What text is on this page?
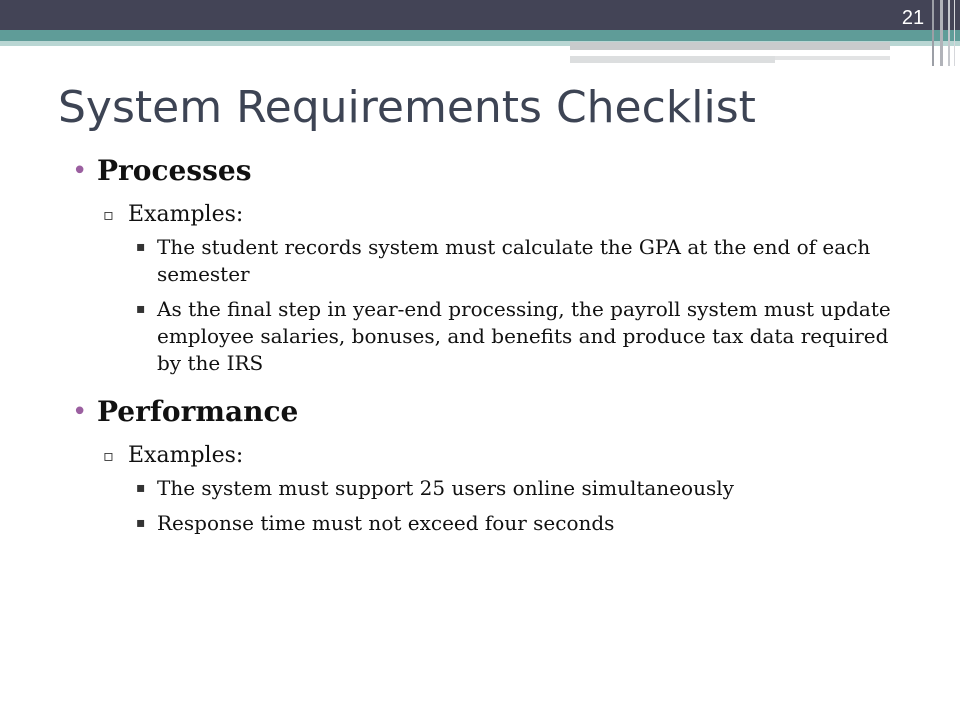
21
System Requirements Checklist

• Processes

▫ Examples:

▪ The student records system must calculate the GPA at the end of each semester

▪ As the final step in year-end processing, the payroll system must update employee salaries, bonuses, and benefits and produce tax data required by the IRS

• Performance

▫ Examples:

▪ The system must support 25 users online simultaneously

▪ Response time must not exceed four seconds
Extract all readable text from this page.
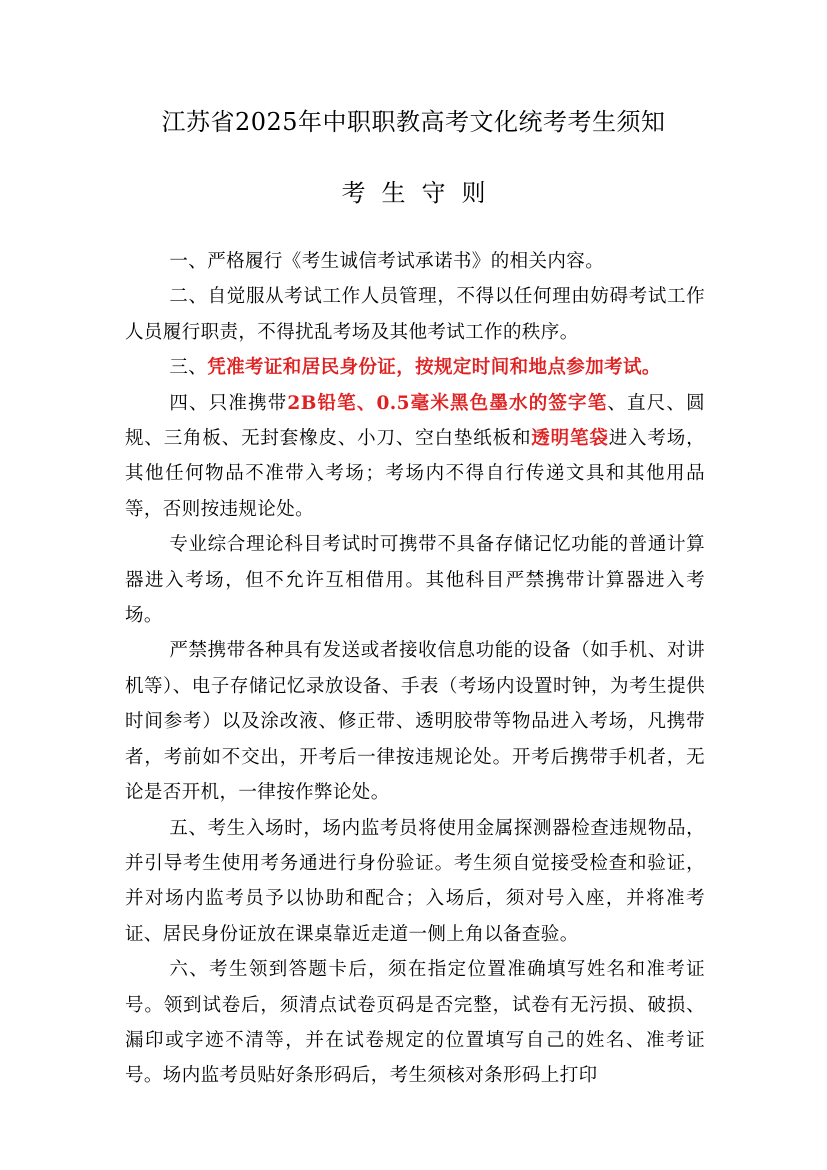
江苏省2025年中职职教高考文化统考考生须知
考生守则

一、严格履行《考生诚信考试承诺书》的相关内容。

二、自觉服从考试工作人员管理，不得以任何理由妨碍考试工作人员履行职责，不得扰乱考场及其他考试工作的秩序。

三、凭准考证和居民身份证，按规定时间和地点参加考试。

四、只准携带2B铅笔、0.5毫米黑色墨水的签字笔、直尺、圆规、三角板、无封套橡皮、小刀、空白垫纸板和透明笔袋进入考场，其他任何物品不准带入考场；考场内不得自行传递文具和其他用品等，否则按违规论处。

专业综合理论科目考试时可携带不具备存储记忆功能的普通计算器进入考场，但不允许互相借用。其他科目严禁携带计算器进入考场。

严禁携带各种具有发送或者接收信息功能的设备（如手机、对讲机等）、电子存储记忆录放设备、手表（考场内设置时钟，为考生提供时间参考）以及涂改液、修正带、透明胶带等物品进入考场，凡携带者，考前如不交出，开考后一律按违规论处。开考后携带手机者，无论是否开机，一律按作弊论处。

五、考生入场时，场内监考员将使用金属探测器检查违规物品，并引导考生使用考务通进行身份验证。考生须自觉接受检查和验证，并对场内监考员予以协助和配合；入场后，须对号入座，并将准考证、居民身份证放在课桌靠近走道一侧上角以备查验。

六、考生领到答题卡后，须在指定位置准确填写姓名和准考证号。领到试卷后，须清点试卷页码是否完整，试卷有无污损、破损、漏印或字迹不清等，并在试卷规定的位置填写自己的姓名、准考证号。场内监考员贴好条形码后，考生须核对条形码上打印
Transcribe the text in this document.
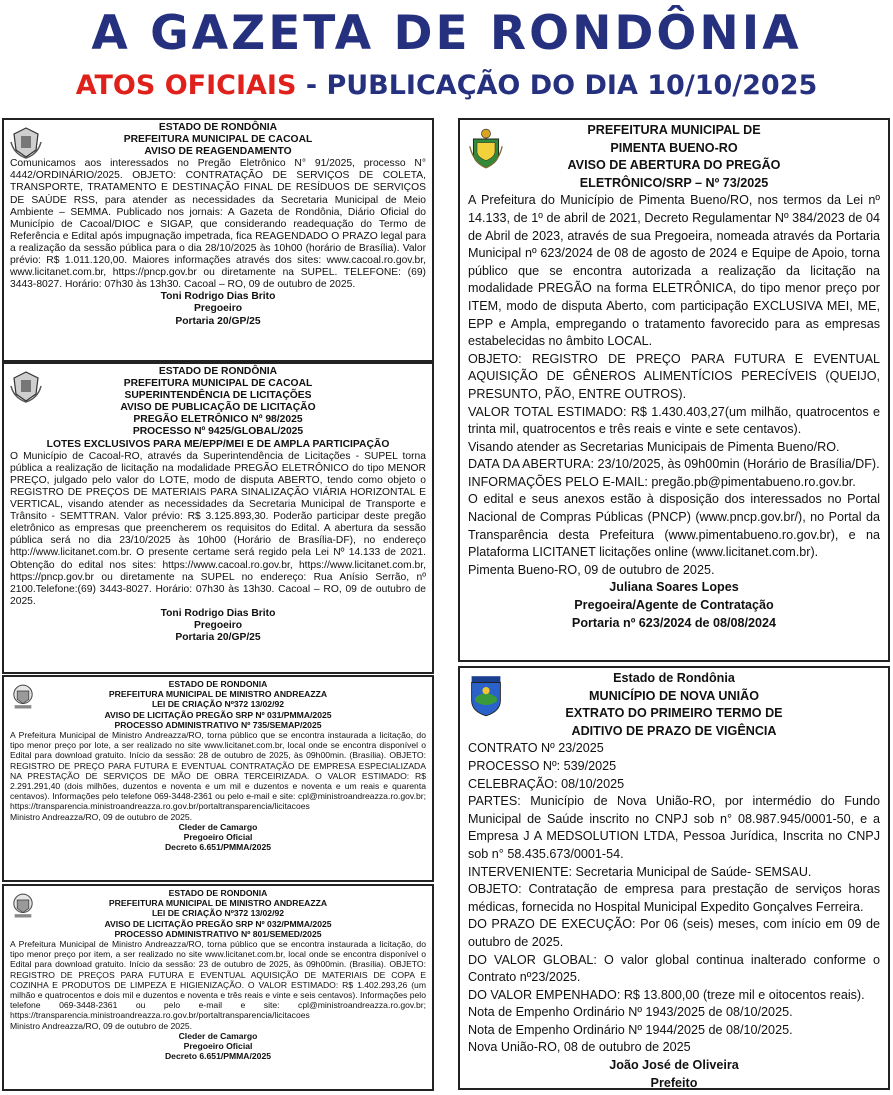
A GAZETA DE RONDÔNIA
ATOS OFICIAIS - PUBLICAÇÃO DO DIA 10/10/2025
ESTADO DE RONDÔNIA
PREFEITURA MUNICIPAL DE CACOAL
AVISO DE REAGENDAMENTO
Comunicamos aos interessados no Pregão Eletrônico N° 91/2025, processo N° 4442/ORDINÁRIO/2025. OBJETO: CONTRATAÇÃO DE SERVIÇOS DE COLETA, TRANSPORTE, TRATAMENTO E DESTINAÇÃO FINAL DE RESÍDUOS DE SERVIÇOS DE SAÚDE RSS, para atender as necessidades da Secretaria Municipal de Meio Ambiente – SEMMA. Publicado nos jornais: A Gazeta de Rondônia, Diário Oficial do Município de Cacoal/DIOC e SIGAP, que considerando readequação do Termo de Referência e Edital após impugnação impetrada, fica REAGENDADO O PRAZO legal para a realização da sessão pública para o dia 28/10/2025 às 10h00 (horário de Brasília). Valor prévio: R$ 1.011.120,00. Maiores informações através dos sites: www.cacoal.ro.gov.br, www.licitanet.com.br, https://pncp.gov.br ou diretamente na SUPEL. TELEFONE: (69) 3443-8027. Horário: 07h30 às 13h30. Cacoal – RO, 09 de outubro de 2025.
Toni Rodrigo Dias Brito
Pregoeiro
Portaria 20/GP/25
ESTADO DE RONDÔNIA
PREFEITURA MUNICIPAL DE CACOAL
SUPERINTENDÊNCIA DE LICITAÇÕES
AVISO DE PUBLICAÇÃO DE LICITAÇÃO
PREGÃO ELETRÔNICO Nº 98/2025
PROCESSO Nº 9425/GLOBAL/2025
LOTES EXCLUSIVOS PARA ME/EPP/MEI E DE AMPLA PARTICIPAÇÃO
O Município de Cacoal-RO, através da Superintendência de Licitações - SUPEL torna pública a realização de licitação na modalidade PREGÃO ELETRÔNICO do tipo MENOR PREÇO, julgado pelo valor do LOTE, modo de disputa ABERTO, tendo como objeto o REGISTRO DE PREÇOS DE MATERIAIS PARA SINALIZAÇÃO VIÁRIA HORIZONTAL E VERTICAL, visando atender as necessidades da Secretaria Municipal de Transporte e Trânsito - SEMTTRAN. Valor prévio: R$ 3.125.893,30. Poderão participar deste pregão eletrônico as empresas que preencherem os requisitos do Edital. A abertura da sessão pública será no dia 23/10/2025 às 10h00 (Horário de Brasília-DF), no endereço http://www.licitanet.com.br. O presente certame será regido pela Lei Nº 14.133 de 2021. Obtenção do edital nos sites: https://www.cacoal.ro.gov.br, https://www.licitanet.com.br, https://pncp.gov.br ou diretamente na SUPEL no endereço: Rua Anísio Serrão, nº 2100.Telefone:(69) 3443-8027. Horário: 07h30 às 13h30. Cacoal – RO, 09 de outubro de 2025.
Toni Rodrigo Dias Brito
Pregoeiro
Portaria 20/GP/25
ESTADO DE RONDONIA
PREFEITURA MUNICIPAL DE MINISTRO ANDREAZZA
LEI DE CRIAÇÃO Nº372 13/02/92
AVISO DE LICITAÇÃO PREGÃO SRP Nº 031/PMMA/2025
PROCESSO ADMINISTRATIVO Nº 735/SEMAP/2025
A Prefeitura Municipal de Ministro Andreazza/RO, torna público que se encontra instaurada a licitação, do tipo menor preço por lote, a ser realizado no site www.licitanet.com.br, local onde se encontra disponível o Edital para download gratuito. Início da sessão: 28 de outubro de 2025, às 09h00min. (Brasília). OBJETO: REGISTRO DE PREÇO PARA FUTURA E EVENTUAL CONTRATAÇÃO DE EMPRESA ESPECIALIZADA NA PRESTAÇÃO DE SERVIÇOS DE MÃO DE OBRA TERCEIRIZADA. O VALOR ESTIMADO: R$ 2.291.291,40 (dois milhões, duzentos e noventa e um mil e duzentos e noventa e um reais e quarenta centavos). Informações pelo telefone 069-3448-2361 ou pelo e-mail e site: cpl@ministroandreazza.ro.gov.br; https://transparencia.ministroandreazza.ro.gov.br/portaltransparencia/licitacoes
Ministro Andreazza/RO, 09 de outubro de 2025.
Cleder de Camargo
Pregoeiro Oficial
Decreto 6.651/PMMA/2025
ESTADO DE RONDONIA
PREFEITURA MUNICIPAL DE MINISTRO ANDREAZZA
LEI DE CRIAÇÃO Nº372 13/02/92
AVISO DE LICITAÇÃO PREGÃO SRP Nº 032/PMMA/2025
PROCESSO ADMINISTRATIVO Nº 801/SEMED/2025
A Prefeitura Municipal de Ministro Andreazza/RO, torna público que se encontra instaurada a licitação, do tipo menor preço por item, a ser realizado no site www.licitanet.com.br, local onde se encontra disponível o Edital para download gratuito. Início da sessão: 23 de outubro de 2025, às 09h00min. (Brasília). OBJETO: REGISTRO DE PREÇOS PARA FUTURA E EVENTUAL AQUISIÇÃO DE MATERIAIS DE COPA E COZINHA E PRODUTOS DE LIMPEZA E HIGIENIZAÇÃO. O VALOR ESTIMADO: R$ 1.402.293,26 (um milhão e quatrocentos e dois mil e duzentos e noventa e três reais e vinte e seis centavos). Informações pelo telefone 069-3448-2361 ou pelo e-mail e site: cpl@ministroandreazza.ro.gov.br; https://transparencia.ministroandreazza.ro.gov.br/portaltransparencia/licitacoes
Ministro Andreazza/RO, 09 de outubro de 2025.
Cleder de Camargo
Pregoeiro Oficial
Decreto 6.651/PMMA/2025
PREFEITURA MUNICIPAL DE
PIMENTA BUENO-RO
AVISO DE ABERTURA DO PREGÃO
ELETRÔNICO/SRP – Nº 73/2025
A Prefeitura do Município de Pimenta Bueno/RO, nos termos da Lei nº 14.133, de 1º de abril de 2021, Decreto Regulamentar Nº 384/2023 de 04 de Abril de 2023, através de sua Pregoeira, nomeada através da Portaria Municipal nº 623/2024 de 08 de agosto de 2024 e Equipe de Apoio, torna público que se encontra autorizada a realização da licitação na modalidade PREGÃO na forma ELETRÔNICA, do tipo menor preço por ITEM, modo de disputa Aberto, com participação EXCLUSIVA MEI, ME, EPP e Ampla, empregando o tratamento favorecido para as empresas estabelecidas no âmbito LOCAL.
OBJETO: REGISTRO DE PREÇO PARA FUTURA E EVENTUAL AQUISIÇÃO DE GÊNEROS ALIMENTÍCIOS PERECÍVEIS (QUEIJO, PRESUNTO, PÃO, ENTRE OUTROS).
VALOR TOTAL ESTIMADO: R$ 1.430.403,27(um milhão, quatrocentos e trinta mil, quatrocentos e três reais e vinte e sete centavos).
Visando atender as Secretarias Municipais de Pimenta Bueno/RO.
DATA DA ABERTURA: 23/10/2025, às 09h00min (Horário de Brasília/DF).
INFORMAÇÕES PELO E-MAIL: pregão.pb@pimentabueno.ro.gov.br.
O edital e seus anexos estão à disposição dos interessados no Portal Nacional de Compras Públicas (PNCP) (www.pncp.gov.br/), no Portal da Transparência desta Prefeitura (www.pimentabueno.ro.gov.br), e na Plataforma LICITANET licitações online (www.licitanet.com.br).
Pimenta Bueno-RO, 09 de outubro de 2025.
Juliana Soares Lopes
Pregoeira/Agente de Contratação
Portaria nº 623/2024 de 08/08/2024
Estado de Rondônia
MUNICÍPIO DE NOVA UNIÃO
EXTRATO DO PRIMEIRO TERMO DE
ADITIVO DE PRAZO DE VIGÊNCIA
CONTRATO Nº 23/2025
PROCESSO Nº: 539/2025
CELEBRAÇÃO: 08/10/2025
PARTES: Município de Nova União-RO, por intermédio do Fundo Municipal de Saúde inscrito no CNPJ sob n° 08.987.945/0001-50, e a Empresa J A MEDSOLUTION LTDA, Pessoa Jurídica, Inscrita no CNPJ sob n° 58.435.673/0001-54.
INTERVENIENTE: Secretaria Municipal de Saúde- SEMSAU.
OBJETO: Contratação de empresa para prestação de serviços horas médicas, fornecida no Hospital Municipal Expedito Gonçalves Ferreira.
DO PRAZO DE EXECUÇÃO: Por 06 (seis) meses, com início em 09 de outubro de 2025.
DO VALOR GLOBAL: O valor global continua inalterado conforme o Contrato nº23/2025.
DO VALOR EMPENHADO: R$ 13.800,00 (treze mil e oitocentos reais).
Nota de Empenho Ordinário Nº 1943/2025 de 08/10/2025.
Nota de Empenho Ordinário Nº 1944/2025 de 08/10/2025.
Nova União-RO, 08 de outubro de 2025
João José de Oliveira
Prefeito
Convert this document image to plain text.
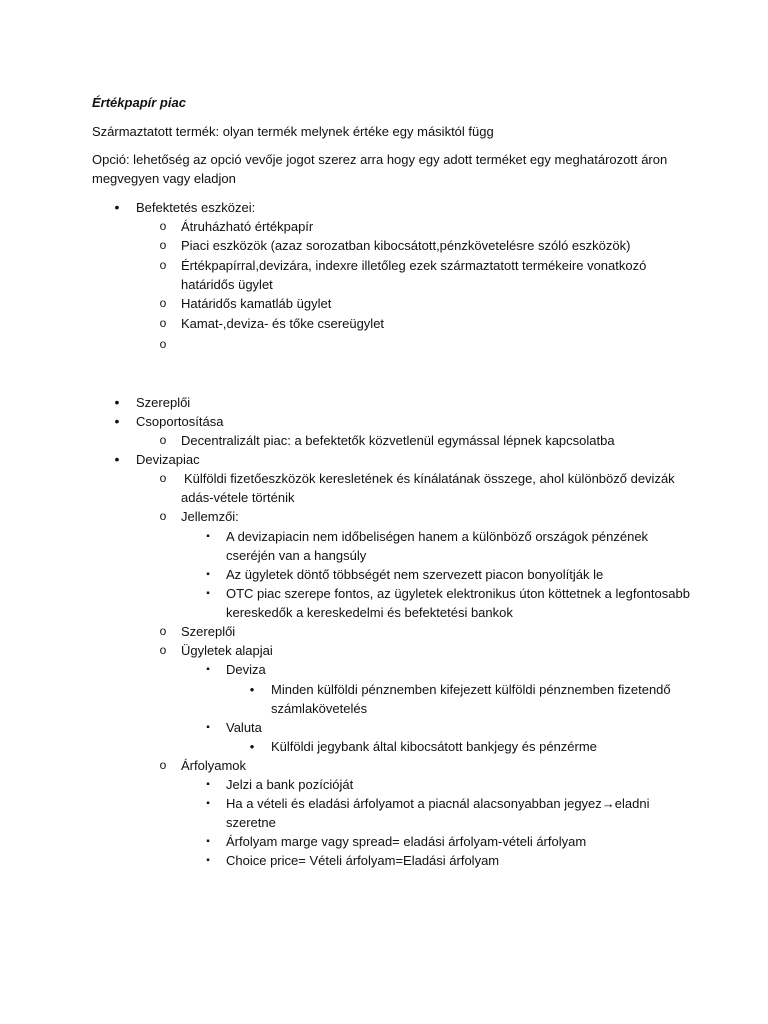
Értékpapír piac
Származtatott termék: olyan termék melynek értéke egy másiktól függ
Opció: lehetőség az opció vevője jogot szerez arra hogy egy adott terméket egy meghatározott áron
megvegyen vagy eladjon
•	Befektetés eszközei:
o	Átruházható értékpapír
o	Piaci eszközök (azaz sorozatban kibocsátott,pénzkövetelésre szóló eszközök)
o	Értékpapírral,devizára, indexre illetőleg ezek származtatott termékeire vonatkozó
határidős ügylet
o	Határidős kamatláb ügylet
o	Kamat-,deviza- és tőke csereügylet
o
•	Szereplői
•	Csoportosítása
o	Decentralizált piac: a befektetők közvetlenül egymással lépnek kapcsolatba
•	Devizapiac
o	Külföldi fizetőeszközök keresletének és kínálatának összege, ahol különböző devizák
adás-vétele történik
o	Jellemzői:
▪	A devizapiacin nem időbeliségen hanem a különböző országok pénzének
cseréjén van a hangsúly
▪	Az ügyletek döntő többségét nem szervezett piacon bonyolítják le
▪	OTC piac szerepe fontos, az ügyletek elektronikus úton köttetnek a legfontosabb
kereskedők a kereskedelmi és befektetési bankok
o	Szereplői
o	Ügyletek alapjai
▪	Deviza
•	Minden külföldi pénznemben kifejezett külföldi pénznemben fizetendő
számlakövetelés
▪	Valuta
•	Külföldi jegybank által kibocsátott bankjegy és pénzérme
o	Árfolyamok
▪	Jelzi a bank pozícióját
▪	Ha a vételi és eladási árfolyamot a piacnál alacsonyabban jegyez→eladni
szeretne
▪	Árfolyam marge vagy spread= eladási árfolyam-vételi árfolyam
▪	Choice price= Vételi árfolyam=Eladási árfolyam
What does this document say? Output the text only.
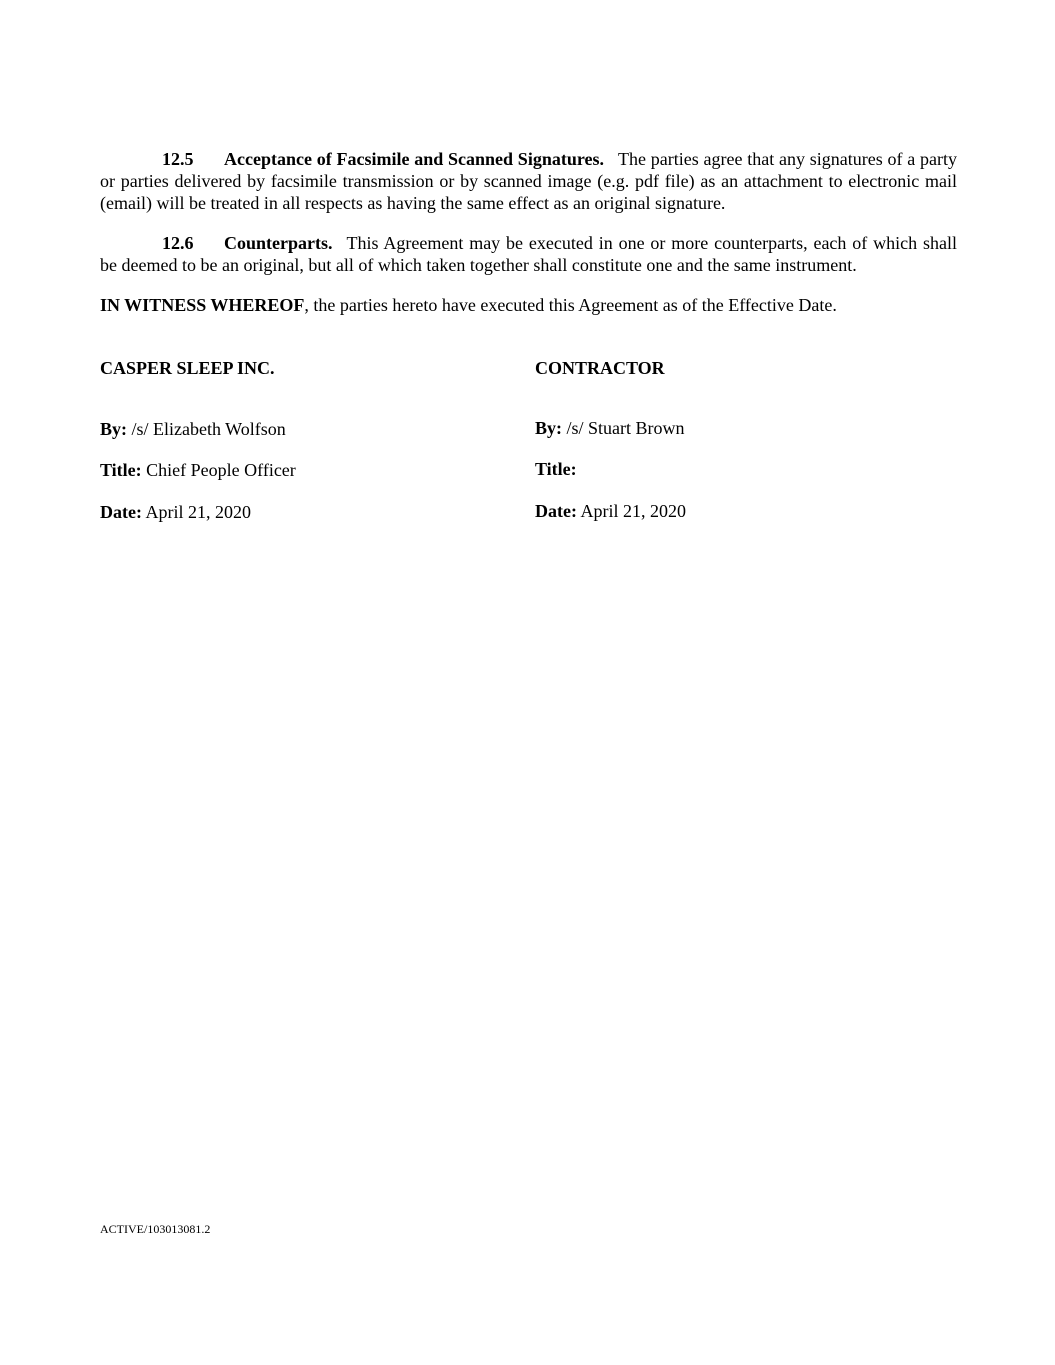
12.5 Acceptance of Facsimile and Scanned Signatures. The parties agree that any signatures of a party or parties delivered by facsimile transmission or by scanned image (e.g. pdf file) as an attachment to electronic mail (email) will be treated in all respects as having the same effect as an original signature.

12.6 Counterparts. This Agreement may be executed in one or more counterparts, each of which shall be deemed to be an original, but all of which taken together shall constitute one and the same instrument.

IN WITNESS WHEREOF, the parties hereto have executed this Agreement as of the Effective Date.

CASPER SLEEP INC.
By: /s/ Elizabeth Wolfson
Title: Chief People Officer
Date: April 21, 2020
CONTRACTOR
By: /s/ Stuart Brown
Title:
Date: April 21, 2020
ACTIVE/103013081.2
——————————
Task brief: Each line that contains the word "onde" counts toward the total; give only that total.

Answer to this task: 2